GIVEN TASK :: Can you retype the entries word for word, starting with the first line and going on through the line with "wave-direction-arrow <box>398 572"?

EXERCISE INPUT ::

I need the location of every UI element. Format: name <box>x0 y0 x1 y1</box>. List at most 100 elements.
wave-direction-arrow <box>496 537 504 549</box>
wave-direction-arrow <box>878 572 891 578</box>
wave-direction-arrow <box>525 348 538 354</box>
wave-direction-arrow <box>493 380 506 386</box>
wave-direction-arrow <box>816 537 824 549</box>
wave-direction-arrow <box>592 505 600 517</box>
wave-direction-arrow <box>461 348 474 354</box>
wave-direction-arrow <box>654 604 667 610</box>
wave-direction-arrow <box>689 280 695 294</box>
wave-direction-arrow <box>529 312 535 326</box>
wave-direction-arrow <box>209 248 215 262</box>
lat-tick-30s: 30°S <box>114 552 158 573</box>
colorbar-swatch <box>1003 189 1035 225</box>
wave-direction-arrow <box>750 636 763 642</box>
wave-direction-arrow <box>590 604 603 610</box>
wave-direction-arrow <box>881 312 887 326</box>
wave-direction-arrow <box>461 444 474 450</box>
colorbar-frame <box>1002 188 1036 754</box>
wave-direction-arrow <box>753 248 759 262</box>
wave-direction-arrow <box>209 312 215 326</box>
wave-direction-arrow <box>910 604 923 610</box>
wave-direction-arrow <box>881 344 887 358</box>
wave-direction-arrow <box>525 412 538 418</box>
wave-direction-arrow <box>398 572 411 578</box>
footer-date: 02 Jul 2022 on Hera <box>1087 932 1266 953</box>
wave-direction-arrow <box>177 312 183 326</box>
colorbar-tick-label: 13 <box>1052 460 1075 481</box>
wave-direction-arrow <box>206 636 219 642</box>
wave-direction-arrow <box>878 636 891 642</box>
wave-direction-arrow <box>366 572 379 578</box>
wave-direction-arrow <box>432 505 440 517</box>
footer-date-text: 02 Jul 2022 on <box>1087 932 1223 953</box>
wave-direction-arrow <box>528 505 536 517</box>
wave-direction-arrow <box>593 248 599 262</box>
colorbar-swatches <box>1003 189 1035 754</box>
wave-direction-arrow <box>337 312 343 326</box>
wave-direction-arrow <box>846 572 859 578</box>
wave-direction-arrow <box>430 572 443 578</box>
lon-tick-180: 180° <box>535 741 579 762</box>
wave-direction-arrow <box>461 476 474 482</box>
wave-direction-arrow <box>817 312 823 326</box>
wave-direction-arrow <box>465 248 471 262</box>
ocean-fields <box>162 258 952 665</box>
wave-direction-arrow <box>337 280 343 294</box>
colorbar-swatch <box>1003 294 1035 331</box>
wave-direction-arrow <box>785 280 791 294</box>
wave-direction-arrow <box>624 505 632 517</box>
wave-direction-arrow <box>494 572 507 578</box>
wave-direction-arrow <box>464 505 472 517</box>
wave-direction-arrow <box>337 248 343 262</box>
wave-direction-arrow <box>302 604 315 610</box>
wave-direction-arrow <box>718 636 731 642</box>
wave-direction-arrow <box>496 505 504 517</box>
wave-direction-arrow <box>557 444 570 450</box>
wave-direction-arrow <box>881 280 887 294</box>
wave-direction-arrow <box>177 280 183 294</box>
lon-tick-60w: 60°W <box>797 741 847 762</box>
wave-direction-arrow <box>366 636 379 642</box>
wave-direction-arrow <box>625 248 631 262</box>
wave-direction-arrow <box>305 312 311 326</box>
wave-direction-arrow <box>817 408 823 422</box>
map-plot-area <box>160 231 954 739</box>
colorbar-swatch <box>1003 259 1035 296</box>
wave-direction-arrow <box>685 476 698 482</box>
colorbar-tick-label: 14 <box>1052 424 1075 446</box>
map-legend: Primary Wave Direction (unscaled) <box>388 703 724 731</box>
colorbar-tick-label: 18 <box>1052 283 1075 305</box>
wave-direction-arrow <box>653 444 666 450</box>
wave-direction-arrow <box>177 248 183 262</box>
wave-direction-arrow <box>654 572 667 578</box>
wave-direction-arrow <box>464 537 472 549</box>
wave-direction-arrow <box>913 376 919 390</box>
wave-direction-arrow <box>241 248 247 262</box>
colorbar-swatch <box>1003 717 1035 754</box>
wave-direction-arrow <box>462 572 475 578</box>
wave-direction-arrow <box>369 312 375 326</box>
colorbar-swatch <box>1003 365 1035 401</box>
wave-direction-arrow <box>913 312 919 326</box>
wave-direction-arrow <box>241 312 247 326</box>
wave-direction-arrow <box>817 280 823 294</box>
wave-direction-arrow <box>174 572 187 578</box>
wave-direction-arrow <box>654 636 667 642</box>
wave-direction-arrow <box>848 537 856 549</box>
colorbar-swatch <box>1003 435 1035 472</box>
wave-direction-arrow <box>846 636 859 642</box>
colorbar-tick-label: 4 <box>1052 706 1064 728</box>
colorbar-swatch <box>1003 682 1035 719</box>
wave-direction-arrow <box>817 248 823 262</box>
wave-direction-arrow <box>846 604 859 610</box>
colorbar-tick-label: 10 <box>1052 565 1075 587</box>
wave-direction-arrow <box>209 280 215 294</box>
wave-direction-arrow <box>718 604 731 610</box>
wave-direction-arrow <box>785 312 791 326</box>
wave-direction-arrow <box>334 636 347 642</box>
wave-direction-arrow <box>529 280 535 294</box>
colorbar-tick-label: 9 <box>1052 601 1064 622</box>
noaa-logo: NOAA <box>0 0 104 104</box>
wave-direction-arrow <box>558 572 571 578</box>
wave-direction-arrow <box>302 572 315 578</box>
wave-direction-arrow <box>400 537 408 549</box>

EXERCISE RESULT ::
I need the location of every UI element. Format: name <box>x0 y0 x1 y1</box>. List at most 100 elements.
wave-direction-arrow <box>496 537 504 549</box>
wave-direction-arrow <box>878 572 891 578</box>
wave-direction-arrow <box>525 348 538 354</box>
wave-direction-arrow <box>493 380 506 386</box>
wave-direction-arrow <box>816 537 824 549</box>
wave-direction-arrow <box>592 505 600 517</box>
wave-direction-arrow <box>461 348 474 354</box>
wave-direction-arrow <box>654 604 667 610</box>
wave-direction-arrow <box>689 280 695 294</box>
wave-direction-arrow <box>529 312 535 326</box>
wave-direction-arrow <box>209 248 215 262</box>
lat-tick-30s: 30°S <box>114 552 158 573</box>
colorbar-swatch <box>1003 189 1035 225</box>
wave-direction-arrow <box>750 636 763 642</box>
wave-direction-arrow <box>590 604 603 610</box>
wave-direction-arrow <box>881 312 887 326</box>
wave-direction-arrow <box>461 444 474 450</box>
colorbar-frame <box>1002 188 1036 754</box>
wave-direction-arrow <box>753 248 759 262</box>
wave-direction-arrow <box>209 312 215 326</box>
wave-direction-arrow <box>910 604 923 610</box>
wave-direction-arrow <box>881 344 887 358</box>
wave-direction-arrow <box>525 412 538 418</box>
wave-direction-arrow <box>398 572 411 578</box>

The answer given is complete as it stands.